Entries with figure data
============

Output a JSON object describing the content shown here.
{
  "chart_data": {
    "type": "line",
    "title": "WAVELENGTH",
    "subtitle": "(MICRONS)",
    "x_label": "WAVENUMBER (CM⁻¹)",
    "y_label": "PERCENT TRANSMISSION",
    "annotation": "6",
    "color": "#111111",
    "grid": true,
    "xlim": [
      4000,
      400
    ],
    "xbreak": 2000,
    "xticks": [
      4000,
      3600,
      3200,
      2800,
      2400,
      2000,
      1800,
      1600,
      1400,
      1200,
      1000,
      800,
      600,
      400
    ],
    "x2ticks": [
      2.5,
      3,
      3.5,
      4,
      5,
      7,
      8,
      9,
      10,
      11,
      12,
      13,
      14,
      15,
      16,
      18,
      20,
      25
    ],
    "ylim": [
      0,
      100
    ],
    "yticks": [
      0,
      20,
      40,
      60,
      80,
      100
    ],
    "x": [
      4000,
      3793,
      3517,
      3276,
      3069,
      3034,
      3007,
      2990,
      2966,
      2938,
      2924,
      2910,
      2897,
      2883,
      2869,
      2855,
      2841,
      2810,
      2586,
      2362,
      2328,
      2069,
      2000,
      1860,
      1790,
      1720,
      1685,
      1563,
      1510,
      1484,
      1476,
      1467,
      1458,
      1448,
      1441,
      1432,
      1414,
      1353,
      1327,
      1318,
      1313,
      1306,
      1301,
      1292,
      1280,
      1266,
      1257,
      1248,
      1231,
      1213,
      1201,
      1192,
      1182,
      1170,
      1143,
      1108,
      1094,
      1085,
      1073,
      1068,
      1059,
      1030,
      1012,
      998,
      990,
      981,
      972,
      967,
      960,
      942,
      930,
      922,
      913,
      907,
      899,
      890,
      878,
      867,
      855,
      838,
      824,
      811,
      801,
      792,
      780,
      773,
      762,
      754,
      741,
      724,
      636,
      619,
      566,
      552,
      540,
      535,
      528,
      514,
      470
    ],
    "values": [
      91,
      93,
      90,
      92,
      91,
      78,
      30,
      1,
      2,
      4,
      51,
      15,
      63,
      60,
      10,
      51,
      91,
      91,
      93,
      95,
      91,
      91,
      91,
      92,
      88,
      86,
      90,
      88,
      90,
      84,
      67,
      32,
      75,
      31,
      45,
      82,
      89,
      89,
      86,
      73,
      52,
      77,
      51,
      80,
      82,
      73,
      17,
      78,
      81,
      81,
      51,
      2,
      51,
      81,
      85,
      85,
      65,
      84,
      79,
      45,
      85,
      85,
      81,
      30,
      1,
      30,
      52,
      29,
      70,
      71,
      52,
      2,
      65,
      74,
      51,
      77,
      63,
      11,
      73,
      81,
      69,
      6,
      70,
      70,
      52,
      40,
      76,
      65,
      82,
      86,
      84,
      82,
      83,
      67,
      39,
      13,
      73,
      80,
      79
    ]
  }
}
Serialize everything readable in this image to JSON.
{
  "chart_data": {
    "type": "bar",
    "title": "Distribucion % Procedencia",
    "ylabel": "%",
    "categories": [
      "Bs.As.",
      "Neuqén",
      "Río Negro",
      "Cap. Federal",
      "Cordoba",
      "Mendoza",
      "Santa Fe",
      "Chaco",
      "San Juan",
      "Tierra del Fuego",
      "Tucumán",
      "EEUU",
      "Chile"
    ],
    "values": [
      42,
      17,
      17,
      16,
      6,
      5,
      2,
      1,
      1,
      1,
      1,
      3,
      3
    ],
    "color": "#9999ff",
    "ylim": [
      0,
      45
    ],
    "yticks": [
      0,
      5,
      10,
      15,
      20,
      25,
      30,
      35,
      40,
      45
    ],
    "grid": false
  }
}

============

### Aim
Copy each line of the data that contains the word "JSON".

### Complete output
Output a JSON object describing the content shown here.
Serialize everything readable in this image to JSON.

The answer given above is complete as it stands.